**SHORT EXERCISE**
Write out the listing below without alteration, omitting its pictures.

[start EXERCISE DATA]

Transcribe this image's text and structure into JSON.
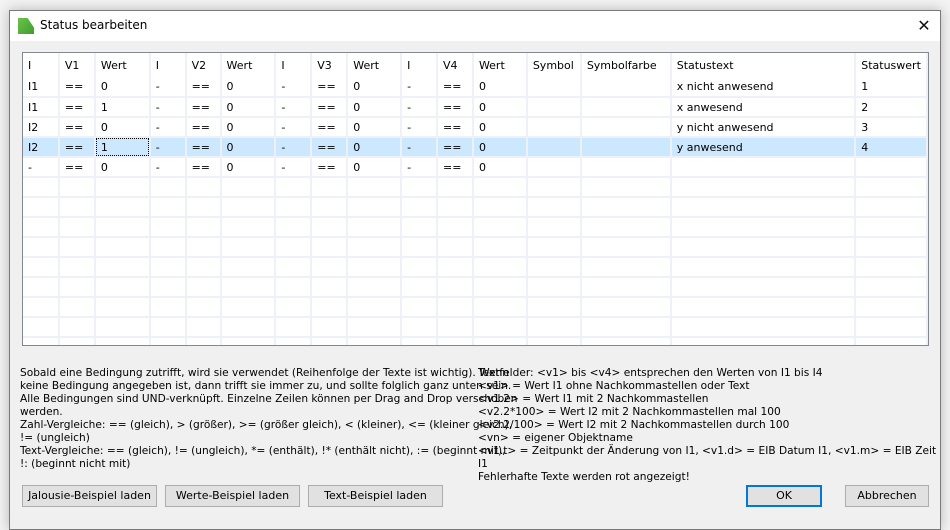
{
  "window": {
    "title": "Status bearbeiten",
    "close_icon": "close-icon",
    "app_icon": "config-icon"
  },
  "table": {
    "headers": [
      "I",
      "V1",
      "Wert",
      "I",
      "V2",
      "Wert",
      "I",
      "V3",
      "Wert",
      "I",
      "V4",
      "Wert",
      "Symbol",
      "Symbolfarbe",
      "Statustext",
      "Statuswert"
    ],
    "rows": [
      [
        "I1",
        "==",
        "0",
        "-",
        "==",
        "0",
        "-",
        "==",
        "0",
        "-",
        "==",
        "0",
        "",
        "",
        "x nicht anwesend",
        "1"
      ],
      [
        "I1",
        "==",
        "1",
        "-",
        "==",
        "0",
        "-",
        "==",
        "0",
        "-",
        "==",
        "0",
        "",
        "",
        "x anwesend",
        "2"
      ],
      [
        "I2",
        "==",
        "0",
        "-",
        "==",
        "0",
        "-",
        "==",
        "0",
        "-",
        "==",
        "0",
        "",
        "",
        "y nicht anwesend",
        "3"
      ],
      [
        "I2",
        "==",
        "1",
        "-",
        "==",
        "0",
        "-",
        "==",
        "0",
        "-",
        "==",
        "0",
        "",
        "",
        "y anwesend",
        "4"
      ],
      [
        "-",
        "==",
        "0",
        "-",
        "==",
        "0",
        "-",
        "==",
        "0",
        "-",
        "==",
        "0",
        "",
        "",
        "",
        ""
      ]
    ],
    "selected_row": 3
  },
  "help_left": [
    "Sobald eine Bedingung zutrifft, wird sie verwendet (Reihenfolge der Texte ist wichtig). Wenn",
    "keine Bedingung angegeben ist, dann trifft sie immer zu, und sollte folglich ganz unten sein.",
    "Alle Bedingungen sind UND-verknüpft. Einzelne Zeilen können per Drag and Drop verschoben",
    "werden.",
    "Zahl-Vergleiche: == (gleich), > (größer), >= (größer gleich), < (kleiner), <= (kleiner gleich),",
    "!= (ungleich)",
    "Text-Vergleiche: == (gleich), != (ungleich), *= (enthält), !* (enthält nicht), := (beginnt mit),",
    "!: (beginnt nicht mit)"
  ],
  "help_right": [
    "Textfelder: <v1> bis <v4> entsprechen den Werten von I1 bis I4",
    "<v1> = Wert I1 ohne Nachkommastellen oder Text",
    "<v1.2> = Wert I1 mit 2 Nachkommastellen",
    "<v2.2*100> = Wert I2 mit 2 Nachkommastellen mal 100",
    "<v2.2/100> = Wert I2 mit 2 Nachkommastellen durch 100",
    "<vn> = eigener Objektname",
    "<v1.t> = Zeitpunkt der Änderung von I1, <v1.d> = EIB Datum I1, <v1.m> = EIB Zeit I1",
    "Fehlerhafte Texte werden rot angezeigt!"
  ],
  "buttons": {
    "jalousie": "Jalousie-Beispiel laden",
    "werte": "Werte-Beispiel laden",
    "text": "Text-Beispiel laden",
    "ok": "OK",
    "cancel": "Abbrechen"
  },
  "colors": {
    "selection": "#cce8ff",
    "accent": "#0078d7"
  }
}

[end EXERCISE DATA]

**THE REPLY**
Transcribe this image's text and structure into JSON.
{
  "window": {
    "title": "Status bearbeiten",
    "close_icon": "close-icon",
    "app_icon": "config-icon"
  },
  "table": {
    "headers": [
      "I",
      "V1",
      "Wert",
      "I",
      "V2",
      "Wert",
      "I",
      "V3",
      "Wert",
      "I",
      "V4",
      "Wert",
      "Symbol",
      "Symbolfarbe",
      "Statustext",
      "Statuswert"
    ],
    "rows": [
      [
        "I1",
        "==",
        "0",
        "-",
        "==",
        "0",
        "-",
        "==",
        "0",
        "-",
        "==",
        "0",
        "",
        "",
        "x nicht anwesend",
        "1"
      ],
      [
        "I1",
        "==",
        "1",
        "-",
        "==",
        "0",
        "-",
        "==",
        "0",
        "-",
        "==",
        "0",
        "",
        "",
        "x anwesend",
        "2"
      ],
      [
        "I2",
        "==",
        "0",
        "-",
        "==",
        "0",
        "-",
        "==",
        "0",
        "-",
        "==",
        "0",
        "",
        "",
        "y nicht anwesend",
        "3"
      ],
      [
        "I2",
        "==",
        "1",
        "-",
        "==",
        "0",
        "-",
        "==",
        "0",
        "-",
        "==",
        "0",
        "",
        "",
        "y anwesend",
        "4"
      ],
      [
        "-",
        "==",
        "0",
        "-",
        "==",
        "0",
        "-",
        "==",
        "0",
        "-",
        "==",
        "0",
        "",
        "",
        "",
        ""
      ]
    ],
    "selected_row": 3
  },
  "help_left": [
    "Sobald eine Bedingung zutrifft, wird sie verwendet (Reihenfolge der Texte ist wichtig). Wenn",
    "keine Bedingung angegeben ist, dann trifft sie immer zu, und sollte folglich ganz unten sein.",
    "Alle Bedingungen sind UND-verknüpft. Einzelne Zeilen können per Drag and Drop verschoben",
    "werden.",
    "Zahl-Vergleiche: == (gleich), > (größer), >= (größer gleich), < (kleiner), <= (kleiner gleich),",
    "!= (ungleich)",
    "Text-Vergleiche: == (gleich), != (ungleich), *= (enthält), !* (enthält nicht), := (beginnt mit),",
    "!: (beginnt nicht mit)"
  ],
  "help_right": [
    "Textfelder: <v1> bis <v4> entsprechen den Werten von I1 bis I4",
    "<v1> = Wert I1 ohne Nachkommastellen oder Text",
    "<v1.2> = Wert I1 mit 2 Nachkommastellen",
    "<v2.2*100> = Wert I2 mit 2 Nachkommastellen mal 100",
    "<v2.2/100> = Wert I2 mit 2 Nachkommastellen durch 100",
    "<vn> = eigener Objektname",
    "<v1.t> = Zeitpunkt der Änderung von I1, <v1.d> = EIB Datum I1, <v1.m> = EIB Zeit I1",
    "Fehlerhafte Texte werden rot angezeigt!"
  ],
  "buttons": {
    "jalousie": "Jalousie-Beispiel laden",
    "werte": "Werte-Beispiel laden",
    "text": "Text-Beispiel laden",
    "ok": "OK",
    "cancel": "Abbrechen"
  },
  "colors": {
    "selection": "#cce8ff",
    "accent": "#0078d7"
  }
}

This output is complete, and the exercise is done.